Collected data entries —
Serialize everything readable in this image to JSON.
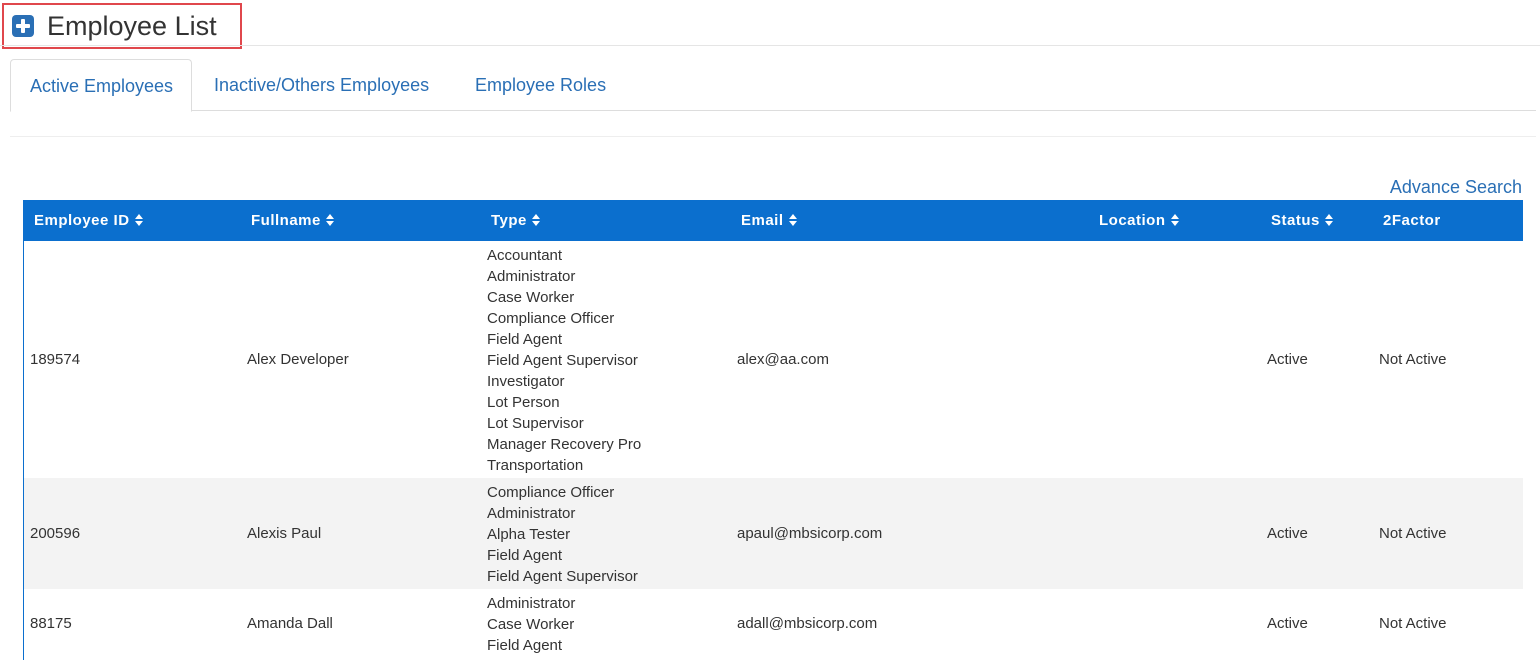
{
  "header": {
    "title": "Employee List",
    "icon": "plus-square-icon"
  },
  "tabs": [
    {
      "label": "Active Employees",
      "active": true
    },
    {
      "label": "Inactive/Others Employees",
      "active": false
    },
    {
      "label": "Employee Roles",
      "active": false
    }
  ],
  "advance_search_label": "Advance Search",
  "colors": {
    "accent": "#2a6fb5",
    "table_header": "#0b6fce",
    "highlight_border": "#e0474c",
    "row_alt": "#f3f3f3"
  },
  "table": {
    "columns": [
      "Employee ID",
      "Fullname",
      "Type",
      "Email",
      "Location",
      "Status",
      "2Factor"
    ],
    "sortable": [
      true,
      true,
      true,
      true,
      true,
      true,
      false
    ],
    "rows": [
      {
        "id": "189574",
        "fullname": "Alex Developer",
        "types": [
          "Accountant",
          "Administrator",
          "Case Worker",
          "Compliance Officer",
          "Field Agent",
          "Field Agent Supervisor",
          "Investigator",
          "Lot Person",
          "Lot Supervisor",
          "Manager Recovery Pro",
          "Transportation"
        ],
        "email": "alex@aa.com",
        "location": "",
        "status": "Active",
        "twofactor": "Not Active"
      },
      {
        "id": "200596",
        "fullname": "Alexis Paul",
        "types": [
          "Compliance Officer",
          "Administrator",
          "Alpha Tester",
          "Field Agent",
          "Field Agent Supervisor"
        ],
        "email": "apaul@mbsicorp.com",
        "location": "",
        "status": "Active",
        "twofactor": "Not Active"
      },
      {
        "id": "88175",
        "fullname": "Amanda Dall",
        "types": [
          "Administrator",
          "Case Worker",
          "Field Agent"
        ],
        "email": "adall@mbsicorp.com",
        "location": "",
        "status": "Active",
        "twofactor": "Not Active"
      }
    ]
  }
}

What is being asked — Pictures in the records above are not copied; print everything else exactly.

Result of this task —
Serialize everything readable in this image to JSON.
{
  "header": {
    "title": "Employee List",
    "icon": "plus-square-icon"
  },
  "tabs": [
    {
      "label": "Active Employees",
      "active": true
    },
    {
      "label": "Inactive/Others Employees",
      "active": false
    },
    {
      "label": "Employee Roles",
      "active": false
    }
  ],
  "advance_search_label": "Advance Search",
  "colors": {
    "accent": "#2a6fb5",
    "table_header": "#0b6fce",
    "highlight_border": "#e0474c",
    "row_alt": "#f3f3f3"
  },
  "table": {
    "columns": [
      "Employee ID",
      "Fullname",
      "Type",
      "Email",
      "Location",
      "Status",
      "2Factor"
    ],
    "sortable": [
      true,
      true,
      true,
      true,
      true,
      true,
      false
    ],
    "rows": [
      {
        "id": "189574",
        "fullname": "Alex Developer",
        "types": [
          "Accountant",
          "Administrator",
          "Case Worker",
          "Compliance Officer",
          "Field Agent",
          "Field Agent Supervisor",
          "Investigator",
          "Lot Person",
          "Lot Supervisor",
          "Manager Recovery Pro",
          "Transportation"
        ],
        "email": "alex@aa.com",
        "location": "",
        "status": "Active",
        "twofactor": "Not Active"
      },
      {
        "id": "200596",
        "fullname": "Alexis Paul",
        "types": [
          "Compliance Officer",
          "Administrator",
          "Alpha Tester",
          "Field Agent",
          "Field Agent Supervisor"
        ],
        "email": "apaul@mbsicorp.com",
        "location": "",
        "status": "Active",
        "twofactor": "Not Active"
      },
      {
        "id": "88175",
        "fullname": "Amanda Dall",
        "types": [
          "Administrator",
          "Case Worker",
          "Field Agent"
        ],
        "email": "adall@mbsicorp.com",
        "location": "",
        "status": "Active",
        "twofactor": "Not Active"
      }
    ]
  }
}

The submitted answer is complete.